Task instructions ▸ State how many lines hold the word "mercado", with no other words.

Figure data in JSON
================

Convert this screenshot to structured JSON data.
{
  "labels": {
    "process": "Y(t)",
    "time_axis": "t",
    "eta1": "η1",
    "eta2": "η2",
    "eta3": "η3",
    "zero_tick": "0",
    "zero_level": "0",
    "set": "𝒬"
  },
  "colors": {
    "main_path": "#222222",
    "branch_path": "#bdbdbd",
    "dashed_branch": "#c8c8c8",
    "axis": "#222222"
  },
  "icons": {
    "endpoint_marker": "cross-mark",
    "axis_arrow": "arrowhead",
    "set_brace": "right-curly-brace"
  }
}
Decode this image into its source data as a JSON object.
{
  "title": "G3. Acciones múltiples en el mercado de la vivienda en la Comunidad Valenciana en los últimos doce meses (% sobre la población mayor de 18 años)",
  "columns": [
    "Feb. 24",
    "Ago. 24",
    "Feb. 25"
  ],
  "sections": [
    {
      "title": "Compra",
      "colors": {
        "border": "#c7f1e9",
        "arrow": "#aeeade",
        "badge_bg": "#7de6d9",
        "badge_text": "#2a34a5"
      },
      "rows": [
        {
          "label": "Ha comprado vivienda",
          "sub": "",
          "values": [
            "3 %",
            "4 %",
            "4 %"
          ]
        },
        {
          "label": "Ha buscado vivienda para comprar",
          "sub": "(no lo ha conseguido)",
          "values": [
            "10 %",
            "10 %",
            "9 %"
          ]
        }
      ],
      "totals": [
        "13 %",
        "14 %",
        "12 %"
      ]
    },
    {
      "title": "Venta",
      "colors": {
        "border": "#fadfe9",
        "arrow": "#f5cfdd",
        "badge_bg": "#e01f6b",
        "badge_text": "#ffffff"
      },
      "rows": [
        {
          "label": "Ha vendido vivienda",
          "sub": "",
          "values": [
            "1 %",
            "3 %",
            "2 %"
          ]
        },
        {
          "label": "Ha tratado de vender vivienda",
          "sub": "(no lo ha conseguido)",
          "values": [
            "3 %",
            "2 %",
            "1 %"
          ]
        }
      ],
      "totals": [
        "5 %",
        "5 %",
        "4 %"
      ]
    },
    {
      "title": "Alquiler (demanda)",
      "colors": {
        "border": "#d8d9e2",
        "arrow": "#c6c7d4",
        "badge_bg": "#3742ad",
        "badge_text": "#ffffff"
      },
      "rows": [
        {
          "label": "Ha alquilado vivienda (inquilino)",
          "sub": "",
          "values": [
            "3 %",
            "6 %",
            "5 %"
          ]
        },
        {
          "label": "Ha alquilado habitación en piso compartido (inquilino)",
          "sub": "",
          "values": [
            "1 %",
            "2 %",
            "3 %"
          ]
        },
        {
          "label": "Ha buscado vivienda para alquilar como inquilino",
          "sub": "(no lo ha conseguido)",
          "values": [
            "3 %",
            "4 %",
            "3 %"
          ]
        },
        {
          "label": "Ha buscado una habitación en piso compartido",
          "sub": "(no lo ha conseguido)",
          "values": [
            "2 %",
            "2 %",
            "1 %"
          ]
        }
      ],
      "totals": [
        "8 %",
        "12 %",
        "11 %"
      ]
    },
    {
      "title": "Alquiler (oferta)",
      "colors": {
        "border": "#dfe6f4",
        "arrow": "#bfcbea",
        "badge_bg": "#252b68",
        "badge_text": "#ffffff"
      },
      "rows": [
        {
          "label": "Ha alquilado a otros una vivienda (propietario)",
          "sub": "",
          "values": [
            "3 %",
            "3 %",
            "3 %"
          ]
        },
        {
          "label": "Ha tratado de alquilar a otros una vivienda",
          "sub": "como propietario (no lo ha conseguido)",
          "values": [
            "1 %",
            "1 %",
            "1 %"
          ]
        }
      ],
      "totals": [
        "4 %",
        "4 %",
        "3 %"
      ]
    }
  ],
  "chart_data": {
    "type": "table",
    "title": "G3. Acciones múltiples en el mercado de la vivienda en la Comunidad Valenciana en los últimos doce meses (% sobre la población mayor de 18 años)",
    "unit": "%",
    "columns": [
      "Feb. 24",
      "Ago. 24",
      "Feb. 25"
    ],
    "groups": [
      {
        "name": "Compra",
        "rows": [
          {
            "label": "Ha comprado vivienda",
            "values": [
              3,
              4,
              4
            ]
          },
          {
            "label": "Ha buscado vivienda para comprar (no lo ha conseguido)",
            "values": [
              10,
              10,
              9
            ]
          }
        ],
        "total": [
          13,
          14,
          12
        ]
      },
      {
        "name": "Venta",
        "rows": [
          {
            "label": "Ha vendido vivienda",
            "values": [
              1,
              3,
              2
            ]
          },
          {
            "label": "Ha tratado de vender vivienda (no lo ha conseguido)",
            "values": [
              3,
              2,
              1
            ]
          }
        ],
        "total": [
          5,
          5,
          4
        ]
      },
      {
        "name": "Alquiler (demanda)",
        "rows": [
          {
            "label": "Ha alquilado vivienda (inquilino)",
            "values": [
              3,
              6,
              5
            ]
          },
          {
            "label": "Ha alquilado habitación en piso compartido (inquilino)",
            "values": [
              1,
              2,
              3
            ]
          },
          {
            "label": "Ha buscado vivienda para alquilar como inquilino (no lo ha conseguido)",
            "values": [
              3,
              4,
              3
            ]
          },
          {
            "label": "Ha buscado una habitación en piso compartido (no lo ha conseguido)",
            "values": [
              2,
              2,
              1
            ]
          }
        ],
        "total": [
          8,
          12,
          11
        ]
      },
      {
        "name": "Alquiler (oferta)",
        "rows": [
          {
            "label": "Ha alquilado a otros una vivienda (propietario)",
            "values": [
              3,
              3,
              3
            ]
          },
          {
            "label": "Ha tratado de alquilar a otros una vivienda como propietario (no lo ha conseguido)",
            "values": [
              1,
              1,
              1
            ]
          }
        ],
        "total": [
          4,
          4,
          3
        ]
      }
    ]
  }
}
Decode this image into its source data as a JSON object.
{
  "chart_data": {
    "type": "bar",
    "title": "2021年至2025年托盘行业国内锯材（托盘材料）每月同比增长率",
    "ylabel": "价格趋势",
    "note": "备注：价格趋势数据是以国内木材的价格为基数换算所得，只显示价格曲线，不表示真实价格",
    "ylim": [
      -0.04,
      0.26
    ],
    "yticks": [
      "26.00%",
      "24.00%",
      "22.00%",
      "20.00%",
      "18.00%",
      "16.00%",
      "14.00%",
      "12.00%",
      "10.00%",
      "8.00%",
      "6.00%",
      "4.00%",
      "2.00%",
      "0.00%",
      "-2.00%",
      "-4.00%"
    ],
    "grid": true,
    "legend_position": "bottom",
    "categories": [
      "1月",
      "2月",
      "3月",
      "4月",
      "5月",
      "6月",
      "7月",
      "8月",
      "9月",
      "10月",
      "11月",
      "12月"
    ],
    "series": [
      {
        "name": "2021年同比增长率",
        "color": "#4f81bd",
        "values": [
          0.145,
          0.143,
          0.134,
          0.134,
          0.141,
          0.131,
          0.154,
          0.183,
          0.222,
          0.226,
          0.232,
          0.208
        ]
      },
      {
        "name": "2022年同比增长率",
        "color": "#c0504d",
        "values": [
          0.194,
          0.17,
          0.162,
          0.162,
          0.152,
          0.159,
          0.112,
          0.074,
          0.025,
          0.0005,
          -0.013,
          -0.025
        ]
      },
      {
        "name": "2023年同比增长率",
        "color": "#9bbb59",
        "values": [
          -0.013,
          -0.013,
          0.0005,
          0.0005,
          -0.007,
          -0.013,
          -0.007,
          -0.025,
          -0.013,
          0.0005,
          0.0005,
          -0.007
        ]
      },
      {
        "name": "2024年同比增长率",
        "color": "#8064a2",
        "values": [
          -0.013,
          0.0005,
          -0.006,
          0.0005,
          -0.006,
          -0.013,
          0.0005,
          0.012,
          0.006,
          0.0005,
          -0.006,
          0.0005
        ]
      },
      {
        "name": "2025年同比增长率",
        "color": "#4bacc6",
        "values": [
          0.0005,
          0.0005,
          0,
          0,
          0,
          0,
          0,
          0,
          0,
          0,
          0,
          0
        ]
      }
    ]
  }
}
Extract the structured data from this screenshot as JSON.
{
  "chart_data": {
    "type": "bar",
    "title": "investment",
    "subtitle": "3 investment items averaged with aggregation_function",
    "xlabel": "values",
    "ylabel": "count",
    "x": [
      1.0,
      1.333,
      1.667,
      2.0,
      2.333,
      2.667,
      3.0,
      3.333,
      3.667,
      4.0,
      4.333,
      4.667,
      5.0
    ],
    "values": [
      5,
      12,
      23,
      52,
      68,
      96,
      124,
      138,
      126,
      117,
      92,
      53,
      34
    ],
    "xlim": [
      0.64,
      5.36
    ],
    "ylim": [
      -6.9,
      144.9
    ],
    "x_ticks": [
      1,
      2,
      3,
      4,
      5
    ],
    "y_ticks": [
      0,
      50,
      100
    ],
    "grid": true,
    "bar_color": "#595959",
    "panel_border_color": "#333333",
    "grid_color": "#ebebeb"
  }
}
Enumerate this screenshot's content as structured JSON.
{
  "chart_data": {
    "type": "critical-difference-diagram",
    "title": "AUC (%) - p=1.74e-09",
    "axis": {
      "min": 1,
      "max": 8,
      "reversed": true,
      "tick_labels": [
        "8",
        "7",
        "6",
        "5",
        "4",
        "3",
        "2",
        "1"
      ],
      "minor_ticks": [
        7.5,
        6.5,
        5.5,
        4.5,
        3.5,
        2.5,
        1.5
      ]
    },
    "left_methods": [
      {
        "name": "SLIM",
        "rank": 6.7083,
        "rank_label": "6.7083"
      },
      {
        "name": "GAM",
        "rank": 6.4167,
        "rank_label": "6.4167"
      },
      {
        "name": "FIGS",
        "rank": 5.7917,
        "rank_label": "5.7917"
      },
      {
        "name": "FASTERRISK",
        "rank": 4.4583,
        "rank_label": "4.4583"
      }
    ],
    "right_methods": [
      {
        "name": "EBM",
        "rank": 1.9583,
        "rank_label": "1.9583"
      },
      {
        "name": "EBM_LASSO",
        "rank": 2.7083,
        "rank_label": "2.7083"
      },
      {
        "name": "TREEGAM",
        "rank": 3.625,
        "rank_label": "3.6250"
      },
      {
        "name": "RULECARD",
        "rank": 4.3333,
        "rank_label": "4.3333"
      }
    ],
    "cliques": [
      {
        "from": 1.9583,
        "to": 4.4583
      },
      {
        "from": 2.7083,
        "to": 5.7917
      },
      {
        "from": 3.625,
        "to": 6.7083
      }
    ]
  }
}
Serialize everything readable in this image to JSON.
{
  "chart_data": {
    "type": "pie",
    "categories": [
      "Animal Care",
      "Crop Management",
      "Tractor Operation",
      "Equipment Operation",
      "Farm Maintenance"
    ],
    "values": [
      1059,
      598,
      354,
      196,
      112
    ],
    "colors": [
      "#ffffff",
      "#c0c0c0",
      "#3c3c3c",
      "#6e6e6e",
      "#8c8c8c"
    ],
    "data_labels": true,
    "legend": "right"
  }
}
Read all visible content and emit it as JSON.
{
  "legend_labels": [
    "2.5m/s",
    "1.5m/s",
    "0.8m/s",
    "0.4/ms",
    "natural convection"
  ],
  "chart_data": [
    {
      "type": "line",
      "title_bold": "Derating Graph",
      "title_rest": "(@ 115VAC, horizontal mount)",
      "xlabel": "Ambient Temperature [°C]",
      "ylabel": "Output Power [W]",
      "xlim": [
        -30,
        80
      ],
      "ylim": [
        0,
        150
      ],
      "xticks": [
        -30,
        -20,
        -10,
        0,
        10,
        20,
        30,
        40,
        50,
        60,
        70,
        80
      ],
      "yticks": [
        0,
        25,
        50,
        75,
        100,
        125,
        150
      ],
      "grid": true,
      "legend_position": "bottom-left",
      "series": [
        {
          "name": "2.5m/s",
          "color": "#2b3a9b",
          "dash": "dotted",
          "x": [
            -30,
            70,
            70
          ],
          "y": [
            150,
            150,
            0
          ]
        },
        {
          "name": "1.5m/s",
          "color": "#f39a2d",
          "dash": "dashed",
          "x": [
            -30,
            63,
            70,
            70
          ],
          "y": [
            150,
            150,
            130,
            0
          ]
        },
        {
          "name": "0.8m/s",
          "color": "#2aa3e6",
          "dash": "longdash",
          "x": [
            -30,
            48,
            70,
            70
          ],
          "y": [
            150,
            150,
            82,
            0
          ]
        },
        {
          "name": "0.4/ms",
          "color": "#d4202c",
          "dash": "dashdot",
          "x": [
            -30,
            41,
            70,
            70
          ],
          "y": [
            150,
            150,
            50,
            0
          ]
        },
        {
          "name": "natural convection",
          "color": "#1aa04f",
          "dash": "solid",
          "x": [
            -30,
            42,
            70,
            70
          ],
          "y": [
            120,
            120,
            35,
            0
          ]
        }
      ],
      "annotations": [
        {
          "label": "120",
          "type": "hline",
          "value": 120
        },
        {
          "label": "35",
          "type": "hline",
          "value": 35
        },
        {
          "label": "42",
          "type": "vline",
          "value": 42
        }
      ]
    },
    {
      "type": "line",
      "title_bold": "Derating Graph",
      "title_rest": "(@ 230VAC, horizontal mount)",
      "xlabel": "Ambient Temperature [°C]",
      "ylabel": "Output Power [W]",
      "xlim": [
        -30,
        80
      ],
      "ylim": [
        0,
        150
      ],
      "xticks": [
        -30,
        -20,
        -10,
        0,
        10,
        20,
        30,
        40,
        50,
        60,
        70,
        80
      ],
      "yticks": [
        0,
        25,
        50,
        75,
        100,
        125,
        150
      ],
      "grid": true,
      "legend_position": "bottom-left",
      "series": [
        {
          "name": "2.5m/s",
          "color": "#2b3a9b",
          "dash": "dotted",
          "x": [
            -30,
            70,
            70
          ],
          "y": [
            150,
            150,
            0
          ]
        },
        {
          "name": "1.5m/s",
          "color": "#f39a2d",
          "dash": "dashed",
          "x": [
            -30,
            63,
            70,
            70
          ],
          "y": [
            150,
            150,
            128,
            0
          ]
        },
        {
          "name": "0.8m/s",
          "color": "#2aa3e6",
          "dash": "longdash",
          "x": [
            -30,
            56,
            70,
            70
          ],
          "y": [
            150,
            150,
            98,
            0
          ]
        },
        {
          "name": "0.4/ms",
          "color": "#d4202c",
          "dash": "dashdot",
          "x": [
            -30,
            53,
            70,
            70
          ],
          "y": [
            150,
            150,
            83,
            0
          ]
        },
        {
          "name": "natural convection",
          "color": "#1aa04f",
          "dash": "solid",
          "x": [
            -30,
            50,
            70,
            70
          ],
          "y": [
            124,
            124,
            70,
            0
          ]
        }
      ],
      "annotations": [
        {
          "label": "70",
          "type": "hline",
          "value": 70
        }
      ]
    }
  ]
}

================

Answer to the exercise ▸ 2